• **SHORT PROBLEM**
Transcribe word for word the lines spanning the line with "Extract the structured" through the end of the records.

Records contained in a dataset

---------------

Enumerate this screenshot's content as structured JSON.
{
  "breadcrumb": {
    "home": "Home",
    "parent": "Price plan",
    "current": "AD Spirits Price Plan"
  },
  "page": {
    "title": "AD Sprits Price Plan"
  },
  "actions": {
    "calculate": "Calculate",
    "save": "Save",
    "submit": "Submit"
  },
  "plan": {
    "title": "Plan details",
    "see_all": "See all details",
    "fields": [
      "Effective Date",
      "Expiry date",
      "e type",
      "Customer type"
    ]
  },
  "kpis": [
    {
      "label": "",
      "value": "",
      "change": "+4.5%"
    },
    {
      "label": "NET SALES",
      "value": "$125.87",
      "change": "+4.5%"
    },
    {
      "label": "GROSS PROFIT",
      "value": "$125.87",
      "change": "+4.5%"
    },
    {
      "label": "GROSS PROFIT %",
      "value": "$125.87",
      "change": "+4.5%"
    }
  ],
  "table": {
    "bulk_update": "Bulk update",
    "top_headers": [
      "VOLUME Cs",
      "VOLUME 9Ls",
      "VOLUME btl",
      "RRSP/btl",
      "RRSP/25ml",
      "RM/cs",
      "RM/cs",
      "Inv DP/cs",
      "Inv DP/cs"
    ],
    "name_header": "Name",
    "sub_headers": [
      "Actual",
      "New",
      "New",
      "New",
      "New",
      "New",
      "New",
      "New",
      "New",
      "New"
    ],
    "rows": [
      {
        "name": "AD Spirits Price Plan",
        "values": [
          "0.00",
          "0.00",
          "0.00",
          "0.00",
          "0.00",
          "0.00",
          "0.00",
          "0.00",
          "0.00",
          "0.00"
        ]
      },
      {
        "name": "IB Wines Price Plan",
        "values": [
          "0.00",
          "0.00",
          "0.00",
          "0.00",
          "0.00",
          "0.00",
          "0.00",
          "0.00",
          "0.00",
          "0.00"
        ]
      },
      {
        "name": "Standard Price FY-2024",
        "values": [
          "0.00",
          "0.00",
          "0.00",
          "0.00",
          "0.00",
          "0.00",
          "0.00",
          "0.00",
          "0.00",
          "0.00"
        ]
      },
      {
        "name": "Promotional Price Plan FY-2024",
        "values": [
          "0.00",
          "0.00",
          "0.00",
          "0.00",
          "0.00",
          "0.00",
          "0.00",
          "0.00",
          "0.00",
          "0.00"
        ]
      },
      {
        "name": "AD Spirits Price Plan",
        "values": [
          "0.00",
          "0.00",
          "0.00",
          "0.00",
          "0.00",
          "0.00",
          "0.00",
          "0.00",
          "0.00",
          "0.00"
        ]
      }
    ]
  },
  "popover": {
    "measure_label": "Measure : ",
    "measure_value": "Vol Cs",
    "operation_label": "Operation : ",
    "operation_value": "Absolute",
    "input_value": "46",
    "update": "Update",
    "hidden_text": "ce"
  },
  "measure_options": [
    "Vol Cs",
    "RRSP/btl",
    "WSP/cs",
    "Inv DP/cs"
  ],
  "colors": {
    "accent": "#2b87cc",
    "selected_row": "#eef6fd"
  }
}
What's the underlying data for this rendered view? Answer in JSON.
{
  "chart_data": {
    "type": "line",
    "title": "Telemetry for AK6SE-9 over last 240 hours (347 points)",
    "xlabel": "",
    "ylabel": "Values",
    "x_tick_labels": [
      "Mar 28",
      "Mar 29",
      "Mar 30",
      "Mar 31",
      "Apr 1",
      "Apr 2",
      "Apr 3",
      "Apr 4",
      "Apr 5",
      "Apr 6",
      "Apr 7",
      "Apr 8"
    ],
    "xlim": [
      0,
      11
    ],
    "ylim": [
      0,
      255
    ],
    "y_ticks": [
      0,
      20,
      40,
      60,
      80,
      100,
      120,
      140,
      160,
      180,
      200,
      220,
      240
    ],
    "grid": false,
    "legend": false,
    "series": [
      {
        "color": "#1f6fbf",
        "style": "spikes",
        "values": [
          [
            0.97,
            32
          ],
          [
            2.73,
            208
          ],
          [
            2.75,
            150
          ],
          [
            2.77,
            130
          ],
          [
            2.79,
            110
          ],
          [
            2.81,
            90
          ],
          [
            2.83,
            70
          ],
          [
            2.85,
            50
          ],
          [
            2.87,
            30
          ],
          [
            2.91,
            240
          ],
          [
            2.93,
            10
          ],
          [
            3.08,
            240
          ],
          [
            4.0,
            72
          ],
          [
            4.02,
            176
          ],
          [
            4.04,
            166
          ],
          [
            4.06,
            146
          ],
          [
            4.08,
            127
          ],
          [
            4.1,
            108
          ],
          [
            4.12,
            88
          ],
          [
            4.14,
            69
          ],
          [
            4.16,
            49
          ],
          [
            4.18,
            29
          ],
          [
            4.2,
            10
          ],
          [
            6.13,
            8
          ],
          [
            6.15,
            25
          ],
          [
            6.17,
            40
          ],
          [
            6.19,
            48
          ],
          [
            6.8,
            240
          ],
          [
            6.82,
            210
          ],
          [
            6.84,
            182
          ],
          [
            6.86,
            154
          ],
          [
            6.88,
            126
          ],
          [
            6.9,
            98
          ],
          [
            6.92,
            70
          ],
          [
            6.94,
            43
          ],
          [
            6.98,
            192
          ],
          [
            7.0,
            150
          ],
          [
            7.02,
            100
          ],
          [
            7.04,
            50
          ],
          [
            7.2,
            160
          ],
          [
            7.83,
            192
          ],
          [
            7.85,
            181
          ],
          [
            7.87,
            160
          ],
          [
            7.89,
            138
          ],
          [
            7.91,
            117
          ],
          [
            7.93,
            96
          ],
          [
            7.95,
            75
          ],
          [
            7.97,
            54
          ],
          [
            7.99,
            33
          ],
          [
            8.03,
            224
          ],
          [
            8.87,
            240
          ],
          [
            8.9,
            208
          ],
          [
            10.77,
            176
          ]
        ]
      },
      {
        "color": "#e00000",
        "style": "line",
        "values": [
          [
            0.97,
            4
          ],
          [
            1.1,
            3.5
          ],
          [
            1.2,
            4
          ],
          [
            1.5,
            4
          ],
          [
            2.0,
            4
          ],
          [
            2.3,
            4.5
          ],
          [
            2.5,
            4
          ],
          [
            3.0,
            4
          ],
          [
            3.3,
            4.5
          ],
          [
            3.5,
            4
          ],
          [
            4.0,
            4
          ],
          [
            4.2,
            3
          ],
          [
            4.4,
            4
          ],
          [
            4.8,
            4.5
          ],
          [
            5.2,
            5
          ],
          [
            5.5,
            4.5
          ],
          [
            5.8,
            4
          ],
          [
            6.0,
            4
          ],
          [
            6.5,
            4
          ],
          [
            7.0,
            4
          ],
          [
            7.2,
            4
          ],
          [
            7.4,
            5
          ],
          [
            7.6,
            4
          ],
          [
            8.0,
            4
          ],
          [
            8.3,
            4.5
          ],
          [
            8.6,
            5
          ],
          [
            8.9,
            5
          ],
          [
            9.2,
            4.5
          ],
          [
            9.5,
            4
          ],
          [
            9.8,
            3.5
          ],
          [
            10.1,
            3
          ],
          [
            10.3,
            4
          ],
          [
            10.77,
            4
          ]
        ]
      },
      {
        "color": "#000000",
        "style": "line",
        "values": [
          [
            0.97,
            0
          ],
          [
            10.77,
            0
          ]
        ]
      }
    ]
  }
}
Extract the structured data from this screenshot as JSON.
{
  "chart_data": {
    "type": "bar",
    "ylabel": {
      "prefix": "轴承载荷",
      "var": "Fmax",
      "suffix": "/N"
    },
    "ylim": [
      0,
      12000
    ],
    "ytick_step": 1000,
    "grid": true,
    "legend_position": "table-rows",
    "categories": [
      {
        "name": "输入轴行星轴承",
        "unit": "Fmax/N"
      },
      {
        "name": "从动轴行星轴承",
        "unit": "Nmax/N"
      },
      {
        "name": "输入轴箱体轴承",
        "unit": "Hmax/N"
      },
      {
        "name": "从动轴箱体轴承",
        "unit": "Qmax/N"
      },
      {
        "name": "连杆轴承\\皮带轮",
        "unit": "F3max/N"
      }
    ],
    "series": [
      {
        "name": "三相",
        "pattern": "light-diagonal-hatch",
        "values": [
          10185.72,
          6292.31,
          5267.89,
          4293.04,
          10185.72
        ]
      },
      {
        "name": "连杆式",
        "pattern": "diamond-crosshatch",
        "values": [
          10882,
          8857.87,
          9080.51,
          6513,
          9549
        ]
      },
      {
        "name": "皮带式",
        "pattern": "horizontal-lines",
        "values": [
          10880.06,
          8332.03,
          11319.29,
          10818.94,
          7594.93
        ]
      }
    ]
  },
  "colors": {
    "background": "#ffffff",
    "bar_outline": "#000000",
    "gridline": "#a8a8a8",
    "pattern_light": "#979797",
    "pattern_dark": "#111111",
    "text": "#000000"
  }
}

---------------

• **EXPECTED OUTPUT**
Extract the structured data from this screenshot as JSON.
{
  "chart_data": {
    "type": "bar",
    "ylabel": {
      "prefix": "轴承载荷",
      "var": "Fmax",
      "suffix": "/N"
    },
    "ylim": [
      0,
      12000
    ],
    "ytick_step": 1000,
    "grid": true,
    "legend_position": "table-rows",
    "categories": [
      {
        "name": "输入轴行星轴承",
        "unit": "Fmax/N"
      },
      {
        "name": "从动轴行星轴承",
        "unit": "Nmax/N"
      },
      {
        "name": "输入轴箱体轴承",
        "unit": "Hmax/N"
      },
      {
        "name": "从动轴箱体轴承",
        "unit": "Qmax/N"
      },
      {
        "name": "连杆轴承\\皮带轮",
        "unit": "F3max/N"
      }
    ],
    "series": [
      {
        "name": "三相",
        "pattern": "light-diagonal-hatch",
        "values": [
          10185.72,
          6292.31,
          5267.89,
          4293.04,
          10185.72
        ]
      },
      {
        "name": "连杆式",
        "pattern": "diamond-crosshatch",
        "values": [
          10882,
          8857.87,
          9080.51,
          6513,
          9549
        ]
      },
      {
        "name": "皮带式",
        "pattern": "horizontal-lines",
        "values": [
          10880.06,
          8332.03,
          11319.29,
          10818.94,
          7594.93
        ]
      }
    ]
  },
  "colors": {
    "background": "#ffffff",
    "bar_outline": "#000000",
    "gridline": "#a8a8a8",
    "pattern_light": "#979797",
    "pattern_dark": "#111111",
    "text": "#000000"
  }
}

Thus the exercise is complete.